▶ _What you should do_:
Select from the records below every line that has the word "cloud" in it.

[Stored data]
+ + + + +

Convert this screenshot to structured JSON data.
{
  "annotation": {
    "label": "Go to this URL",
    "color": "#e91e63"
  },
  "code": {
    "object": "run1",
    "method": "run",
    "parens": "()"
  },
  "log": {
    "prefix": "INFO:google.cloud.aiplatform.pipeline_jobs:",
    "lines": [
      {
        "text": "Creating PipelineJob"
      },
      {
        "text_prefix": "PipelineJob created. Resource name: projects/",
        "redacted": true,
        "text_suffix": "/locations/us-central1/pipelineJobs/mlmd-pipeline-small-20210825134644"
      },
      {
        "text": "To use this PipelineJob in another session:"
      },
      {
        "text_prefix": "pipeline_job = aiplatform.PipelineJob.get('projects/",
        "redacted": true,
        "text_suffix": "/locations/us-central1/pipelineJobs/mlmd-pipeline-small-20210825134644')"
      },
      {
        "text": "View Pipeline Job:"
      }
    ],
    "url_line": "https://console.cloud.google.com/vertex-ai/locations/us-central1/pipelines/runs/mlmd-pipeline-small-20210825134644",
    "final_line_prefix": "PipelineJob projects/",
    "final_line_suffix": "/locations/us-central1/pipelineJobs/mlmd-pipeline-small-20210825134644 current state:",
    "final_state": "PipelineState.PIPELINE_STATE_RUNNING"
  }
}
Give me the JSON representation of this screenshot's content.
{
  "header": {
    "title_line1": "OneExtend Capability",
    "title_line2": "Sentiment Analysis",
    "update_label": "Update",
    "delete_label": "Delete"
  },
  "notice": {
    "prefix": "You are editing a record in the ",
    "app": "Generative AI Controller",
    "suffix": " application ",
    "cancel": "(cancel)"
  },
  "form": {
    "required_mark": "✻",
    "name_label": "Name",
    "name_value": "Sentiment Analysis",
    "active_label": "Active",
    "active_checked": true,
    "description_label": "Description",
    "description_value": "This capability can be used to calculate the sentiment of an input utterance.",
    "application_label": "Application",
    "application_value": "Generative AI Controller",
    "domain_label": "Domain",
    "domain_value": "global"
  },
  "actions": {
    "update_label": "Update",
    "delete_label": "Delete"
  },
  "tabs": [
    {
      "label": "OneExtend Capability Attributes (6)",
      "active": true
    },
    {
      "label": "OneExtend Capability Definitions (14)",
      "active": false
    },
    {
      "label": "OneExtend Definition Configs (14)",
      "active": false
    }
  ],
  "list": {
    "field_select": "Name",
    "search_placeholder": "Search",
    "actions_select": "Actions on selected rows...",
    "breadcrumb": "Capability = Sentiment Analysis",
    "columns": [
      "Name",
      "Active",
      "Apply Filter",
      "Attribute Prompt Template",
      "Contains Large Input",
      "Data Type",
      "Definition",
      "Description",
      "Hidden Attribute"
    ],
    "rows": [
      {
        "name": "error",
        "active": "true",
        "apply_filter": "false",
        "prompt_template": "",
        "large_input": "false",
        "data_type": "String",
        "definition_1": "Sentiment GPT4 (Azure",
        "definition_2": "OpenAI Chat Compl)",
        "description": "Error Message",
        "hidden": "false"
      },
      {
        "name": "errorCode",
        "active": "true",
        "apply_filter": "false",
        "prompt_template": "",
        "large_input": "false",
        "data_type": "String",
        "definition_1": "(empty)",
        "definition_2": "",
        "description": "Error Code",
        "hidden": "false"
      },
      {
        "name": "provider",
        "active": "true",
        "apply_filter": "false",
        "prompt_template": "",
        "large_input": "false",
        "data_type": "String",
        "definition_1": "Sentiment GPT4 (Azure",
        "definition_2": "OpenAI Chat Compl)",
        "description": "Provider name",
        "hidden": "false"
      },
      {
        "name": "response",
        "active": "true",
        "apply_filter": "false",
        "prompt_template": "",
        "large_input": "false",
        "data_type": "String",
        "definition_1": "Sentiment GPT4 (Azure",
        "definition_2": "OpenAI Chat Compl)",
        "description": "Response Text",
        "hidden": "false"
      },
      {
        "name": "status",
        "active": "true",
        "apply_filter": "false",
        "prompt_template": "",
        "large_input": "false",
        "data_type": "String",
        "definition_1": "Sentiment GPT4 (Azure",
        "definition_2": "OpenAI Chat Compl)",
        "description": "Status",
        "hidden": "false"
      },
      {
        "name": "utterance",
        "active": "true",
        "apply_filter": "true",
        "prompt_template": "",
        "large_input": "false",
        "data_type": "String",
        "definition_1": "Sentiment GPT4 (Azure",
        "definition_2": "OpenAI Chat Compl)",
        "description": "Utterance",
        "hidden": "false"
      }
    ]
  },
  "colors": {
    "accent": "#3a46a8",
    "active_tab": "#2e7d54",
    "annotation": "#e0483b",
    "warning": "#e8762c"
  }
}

+ + + + +

▶ _Exercise solution_:
    "prefix": "INFO:google.cloud.aiplatform.pipeline_jobs:",
    "url_line": "https://console.cloud.google.com/vertex-ai/locations/us-central1/pipelines/runs/mlmd-pipeline-small-20210825134644",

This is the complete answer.